## BEGIN

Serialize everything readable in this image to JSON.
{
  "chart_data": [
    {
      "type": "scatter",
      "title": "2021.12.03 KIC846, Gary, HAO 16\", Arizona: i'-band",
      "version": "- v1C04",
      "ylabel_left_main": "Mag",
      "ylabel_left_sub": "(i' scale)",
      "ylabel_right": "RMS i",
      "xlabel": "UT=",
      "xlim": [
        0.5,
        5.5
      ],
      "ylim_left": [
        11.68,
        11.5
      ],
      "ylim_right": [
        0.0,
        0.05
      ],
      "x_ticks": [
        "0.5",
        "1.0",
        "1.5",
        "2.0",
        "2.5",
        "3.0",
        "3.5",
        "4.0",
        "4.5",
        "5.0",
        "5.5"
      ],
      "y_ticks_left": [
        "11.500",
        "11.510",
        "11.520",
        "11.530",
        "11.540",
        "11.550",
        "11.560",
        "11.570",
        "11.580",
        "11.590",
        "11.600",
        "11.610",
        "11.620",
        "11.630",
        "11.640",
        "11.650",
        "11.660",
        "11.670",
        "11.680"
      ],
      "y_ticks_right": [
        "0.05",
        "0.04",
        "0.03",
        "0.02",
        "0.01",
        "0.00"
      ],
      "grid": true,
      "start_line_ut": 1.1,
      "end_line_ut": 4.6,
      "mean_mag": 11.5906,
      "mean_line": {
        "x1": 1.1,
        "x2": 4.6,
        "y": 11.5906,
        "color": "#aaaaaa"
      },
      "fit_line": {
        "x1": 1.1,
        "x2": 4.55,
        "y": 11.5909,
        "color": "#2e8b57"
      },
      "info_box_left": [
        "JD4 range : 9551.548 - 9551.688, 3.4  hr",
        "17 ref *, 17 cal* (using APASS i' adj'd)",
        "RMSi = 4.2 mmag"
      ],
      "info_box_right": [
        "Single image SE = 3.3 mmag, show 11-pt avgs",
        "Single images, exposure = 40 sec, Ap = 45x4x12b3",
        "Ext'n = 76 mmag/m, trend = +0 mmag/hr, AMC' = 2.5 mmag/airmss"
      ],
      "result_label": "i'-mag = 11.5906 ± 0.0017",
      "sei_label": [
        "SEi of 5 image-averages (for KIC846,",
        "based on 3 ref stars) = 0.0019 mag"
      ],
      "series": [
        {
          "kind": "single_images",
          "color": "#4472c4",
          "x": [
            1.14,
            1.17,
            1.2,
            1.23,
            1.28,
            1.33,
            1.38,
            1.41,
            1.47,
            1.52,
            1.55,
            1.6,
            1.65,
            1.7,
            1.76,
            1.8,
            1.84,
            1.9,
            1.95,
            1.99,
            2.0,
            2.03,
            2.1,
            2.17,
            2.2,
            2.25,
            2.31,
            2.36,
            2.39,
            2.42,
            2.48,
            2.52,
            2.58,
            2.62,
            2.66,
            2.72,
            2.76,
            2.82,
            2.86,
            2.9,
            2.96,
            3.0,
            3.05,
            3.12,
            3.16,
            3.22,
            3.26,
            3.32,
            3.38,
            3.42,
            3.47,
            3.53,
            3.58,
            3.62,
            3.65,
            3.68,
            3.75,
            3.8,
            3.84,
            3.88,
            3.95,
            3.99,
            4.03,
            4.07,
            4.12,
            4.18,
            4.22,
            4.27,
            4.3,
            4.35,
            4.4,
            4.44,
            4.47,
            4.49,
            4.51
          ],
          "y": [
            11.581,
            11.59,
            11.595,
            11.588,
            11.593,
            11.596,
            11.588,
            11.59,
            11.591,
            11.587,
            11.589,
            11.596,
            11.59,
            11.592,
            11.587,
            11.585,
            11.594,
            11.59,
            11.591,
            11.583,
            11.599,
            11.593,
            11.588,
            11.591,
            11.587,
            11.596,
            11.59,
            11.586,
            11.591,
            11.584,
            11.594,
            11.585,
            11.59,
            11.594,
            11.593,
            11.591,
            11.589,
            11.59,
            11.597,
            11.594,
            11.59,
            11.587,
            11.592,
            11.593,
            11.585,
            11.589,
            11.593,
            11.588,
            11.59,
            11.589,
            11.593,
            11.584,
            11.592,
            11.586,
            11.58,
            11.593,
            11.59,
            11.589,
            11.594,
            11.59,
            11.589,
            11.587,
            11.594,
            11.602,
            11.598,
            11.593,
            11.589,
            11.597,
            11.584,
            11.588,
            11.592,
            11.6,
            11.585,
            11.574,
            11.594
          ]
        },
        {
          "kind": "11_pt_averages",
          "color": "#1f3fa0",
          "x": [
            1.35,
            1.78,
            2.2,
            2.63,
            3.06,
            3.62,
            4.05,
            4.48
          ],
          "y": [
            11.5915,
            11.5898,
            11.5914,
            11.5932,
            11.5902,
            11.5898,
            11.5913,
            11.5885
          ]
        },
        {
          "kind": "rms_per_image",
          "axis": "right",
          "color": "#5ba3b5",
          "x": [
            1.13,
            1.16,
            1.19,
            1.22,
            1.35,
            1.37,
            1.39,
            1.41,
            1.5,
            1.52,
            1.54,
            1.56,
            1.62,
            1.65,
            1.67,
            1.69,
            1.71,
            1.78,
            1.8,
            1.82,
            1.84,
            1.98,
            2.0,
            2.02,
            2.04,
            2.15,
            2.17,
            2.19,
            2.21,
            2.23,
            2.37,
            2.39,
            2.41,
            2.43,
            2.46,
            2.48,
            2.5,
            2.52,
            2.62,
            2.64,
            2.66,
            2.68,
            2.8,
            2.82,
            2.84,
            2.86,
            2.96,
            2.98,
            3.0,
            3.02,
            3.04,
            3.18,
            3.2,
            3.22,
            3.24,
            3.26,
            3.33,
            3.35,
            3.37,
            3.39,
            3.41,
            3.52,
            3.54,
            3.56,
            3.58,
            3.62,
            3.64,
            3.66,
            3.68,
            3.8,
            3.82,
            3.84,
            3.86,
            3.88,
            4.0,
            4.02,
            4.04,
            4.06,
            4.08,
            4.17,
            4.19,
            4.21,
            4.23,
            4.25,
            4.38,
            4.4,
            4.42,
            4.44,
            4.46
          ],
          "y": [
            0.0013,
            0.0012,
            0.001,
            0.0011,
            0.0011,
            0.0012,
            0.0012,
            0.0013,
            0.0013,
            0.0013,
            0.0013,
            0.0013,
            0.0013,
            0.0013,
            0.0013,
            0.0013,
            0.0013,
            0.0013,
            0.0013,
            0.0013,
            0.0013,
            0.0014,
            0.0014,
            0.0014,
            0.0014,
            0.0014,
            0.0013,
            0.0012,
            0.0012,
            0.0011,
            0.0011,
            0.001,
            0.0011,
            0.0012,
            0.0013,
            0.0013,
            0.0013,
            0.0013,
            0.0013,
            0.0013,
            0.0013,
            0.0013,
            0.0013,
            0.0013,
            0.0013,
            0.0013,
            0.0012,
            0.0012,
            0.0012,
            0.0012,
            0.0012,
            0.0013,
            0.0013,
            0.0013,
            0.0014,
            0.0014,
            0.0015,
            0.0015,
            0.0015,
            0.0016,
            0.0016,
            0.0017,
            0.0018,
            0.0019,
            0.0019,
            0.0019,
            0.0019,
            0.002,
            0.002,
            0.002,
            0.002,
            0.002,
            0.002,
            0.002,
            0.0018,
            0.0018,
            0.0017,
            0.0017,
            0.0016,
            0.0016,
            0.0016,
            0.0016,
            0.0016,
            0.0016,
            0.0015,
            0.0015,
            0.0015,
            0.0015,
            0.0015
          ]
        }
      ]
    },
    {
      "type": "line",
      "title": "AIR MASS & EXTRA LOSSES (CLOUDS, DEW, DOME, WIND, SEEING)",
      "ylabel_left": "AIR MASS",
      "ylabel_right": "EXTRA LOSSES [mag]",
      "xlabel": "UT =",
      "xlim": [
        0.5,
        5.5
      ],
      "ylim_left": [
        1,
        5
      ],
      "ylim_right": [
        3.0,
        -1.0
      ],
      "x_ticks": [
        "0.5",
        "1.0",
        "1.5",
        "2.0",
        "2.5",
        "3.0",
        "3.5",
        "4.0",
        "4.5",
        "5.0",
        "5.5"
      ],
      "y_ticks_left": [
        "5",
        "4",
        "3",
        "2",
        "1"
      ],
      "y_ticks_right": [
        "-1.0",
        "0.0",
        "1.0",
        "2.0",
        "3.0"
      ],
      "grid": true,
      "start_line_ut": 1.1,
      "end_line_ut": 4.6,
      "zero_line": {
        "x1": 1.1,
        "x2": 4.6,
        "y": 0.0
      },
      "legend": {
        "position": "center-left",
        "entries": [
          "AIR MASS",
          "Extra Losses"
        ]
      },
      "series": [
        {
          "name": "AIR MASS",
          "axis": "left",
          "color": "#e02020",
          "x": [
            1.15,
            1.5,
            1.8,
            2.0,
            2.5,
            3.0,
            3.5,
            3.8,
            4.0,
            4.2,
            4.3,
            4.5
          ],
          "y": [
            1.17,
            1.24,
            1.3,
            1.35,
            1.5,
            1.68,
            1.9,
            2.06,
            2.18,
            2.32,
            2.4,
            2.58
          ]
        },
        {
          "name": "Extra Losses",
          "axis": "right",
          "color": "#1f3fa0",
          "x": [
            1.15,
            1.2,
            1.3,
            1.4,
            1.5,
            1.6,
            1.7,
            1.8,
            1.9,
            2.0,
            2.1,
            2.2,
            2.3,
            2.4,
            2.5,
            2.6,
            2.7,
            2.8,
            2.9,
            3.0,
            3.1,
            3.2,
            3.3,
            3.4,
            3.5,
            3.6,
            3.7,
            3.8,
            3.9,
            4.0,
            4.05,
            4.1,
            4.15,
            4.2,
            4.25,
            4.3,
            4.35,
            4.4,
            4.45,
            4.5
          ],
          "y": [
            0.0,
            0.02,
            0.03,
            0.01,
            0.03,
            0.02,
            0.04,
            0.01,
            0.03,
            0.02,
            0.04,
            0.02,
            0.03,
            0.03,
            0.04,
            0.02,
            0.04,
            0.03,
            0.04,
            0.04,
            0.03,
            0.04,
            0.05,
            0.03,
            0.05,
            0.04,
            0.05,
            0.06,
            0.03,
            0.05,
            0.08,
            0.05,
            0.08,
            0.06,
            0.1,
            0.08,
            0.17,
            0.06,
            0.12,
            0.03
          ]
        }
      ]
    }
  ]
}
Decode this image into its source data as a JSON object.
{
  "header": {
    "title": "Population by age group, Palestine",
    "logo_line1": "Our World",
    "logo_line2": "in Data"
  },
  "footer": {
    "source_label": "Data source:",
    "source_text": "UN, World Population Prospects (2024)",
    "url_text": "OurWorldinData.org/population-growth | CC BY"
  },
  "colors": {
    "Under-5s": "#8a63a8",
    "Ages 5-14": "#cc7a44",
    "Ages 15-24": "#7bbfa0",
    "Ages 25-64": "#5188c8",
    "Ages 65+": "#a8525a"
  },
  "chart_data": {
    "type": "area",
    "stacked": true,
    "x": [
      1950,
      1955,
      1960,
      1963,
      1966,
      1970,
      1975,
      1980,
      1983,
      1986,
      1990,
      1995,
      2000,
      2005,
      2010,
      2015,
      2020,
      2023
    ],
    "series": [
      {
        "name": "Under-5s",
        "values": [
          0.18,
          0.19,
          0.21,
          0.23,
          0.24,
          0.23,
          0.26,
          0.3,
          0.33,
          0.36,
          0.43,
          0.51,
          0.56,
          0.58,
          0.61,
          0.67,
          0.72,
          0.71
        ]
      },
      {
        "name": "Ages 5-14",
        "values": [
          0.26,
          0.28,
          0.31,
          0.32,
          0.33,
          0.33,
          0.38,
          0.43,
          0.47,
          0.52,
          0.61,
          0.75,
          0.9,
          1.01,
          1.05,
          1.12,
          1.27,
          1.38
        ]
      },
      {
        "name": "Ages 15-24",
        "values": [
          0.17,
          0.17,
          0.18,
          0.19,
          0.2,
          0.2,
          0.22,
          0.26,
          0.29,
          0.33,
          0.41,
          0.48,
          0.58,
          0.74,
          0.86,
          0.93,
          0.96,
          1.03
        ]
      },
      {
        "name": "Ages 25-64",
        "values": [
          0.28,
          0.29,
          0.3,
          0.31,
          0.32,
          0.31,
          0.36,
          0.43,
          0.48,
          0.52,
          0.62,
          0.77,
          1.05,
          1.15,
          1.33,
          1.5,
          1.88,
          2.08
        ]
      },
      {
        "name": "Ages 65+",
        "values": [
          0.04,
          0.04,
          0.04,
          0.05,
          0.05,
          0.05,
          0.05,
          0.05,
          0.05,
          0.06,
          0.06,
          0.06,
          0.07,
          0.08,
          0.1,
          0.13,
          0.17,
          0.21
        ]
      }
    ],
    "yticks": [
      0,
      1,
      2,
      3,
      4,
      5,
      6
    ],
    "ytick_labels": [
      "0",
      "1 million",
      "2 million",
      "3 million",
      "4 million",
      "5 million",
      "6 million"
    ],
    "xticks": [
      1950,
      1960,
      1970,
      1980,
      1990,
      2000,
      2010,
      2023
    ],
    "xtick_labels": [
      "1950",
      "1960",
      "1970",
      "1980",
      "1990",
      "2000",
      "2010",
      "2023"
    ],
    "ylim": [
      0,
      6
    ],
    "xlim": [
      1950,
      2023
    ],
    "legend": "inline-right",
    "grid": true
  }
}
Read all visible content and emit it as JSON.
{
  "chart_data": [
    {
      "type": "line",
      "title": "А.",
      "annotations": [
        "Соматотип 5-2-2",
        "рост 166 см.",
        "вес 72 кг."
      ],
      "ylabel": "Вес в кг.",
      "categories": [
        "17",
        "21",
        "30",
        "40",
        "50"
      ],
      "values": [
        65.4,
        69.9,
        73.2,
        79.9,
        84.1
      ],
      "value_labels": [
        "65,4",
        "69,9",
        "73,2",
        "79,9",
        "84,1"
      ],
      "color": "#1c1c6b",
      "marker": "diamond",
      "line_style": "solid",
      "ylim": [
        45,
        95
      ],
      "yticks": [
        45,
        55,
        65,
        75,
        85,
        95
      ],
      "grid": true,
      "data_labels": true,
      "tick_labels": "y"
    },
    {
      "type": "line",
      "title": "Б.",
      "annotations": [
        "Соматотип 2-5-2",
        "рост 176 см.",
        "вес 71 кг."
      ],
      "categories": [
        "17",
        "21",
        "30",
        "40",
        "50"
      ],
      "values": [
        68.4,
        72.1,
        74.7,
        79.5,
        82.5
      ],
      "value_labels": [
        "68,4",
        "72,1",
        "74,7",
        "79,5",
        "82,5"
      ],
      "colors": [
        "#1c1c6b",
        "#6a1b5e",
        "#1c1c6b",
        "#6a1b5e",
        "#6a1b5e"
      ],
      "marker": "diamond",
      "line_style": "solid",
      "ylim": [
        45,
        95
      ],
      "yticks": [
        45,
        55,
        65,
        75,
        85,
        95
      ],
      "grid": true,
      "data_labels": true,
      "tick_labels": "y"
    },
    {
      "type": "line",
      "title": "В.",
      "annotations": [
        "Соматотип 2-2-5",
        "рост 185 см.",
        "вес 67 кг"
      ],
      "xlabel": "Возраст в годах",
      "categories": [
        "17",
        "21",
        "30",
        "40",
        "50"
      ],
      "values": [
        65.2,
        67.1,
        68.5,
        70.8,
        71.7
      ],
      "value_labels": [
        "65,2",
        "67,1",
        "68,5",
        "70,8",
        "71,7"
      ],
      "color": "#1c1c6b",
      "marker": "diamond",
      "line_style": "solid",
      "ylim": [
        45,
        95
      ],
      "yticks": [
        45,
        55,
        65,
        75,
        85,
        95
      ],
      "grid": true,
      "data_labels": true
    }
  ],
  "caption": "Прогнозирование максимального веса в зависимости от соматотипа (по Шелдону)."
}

## END

Look above for lines with the word "this" and copy them all.

The solution:
Serialize everything readable in this image to JSON.
Decode this image into its source data as a JSON object.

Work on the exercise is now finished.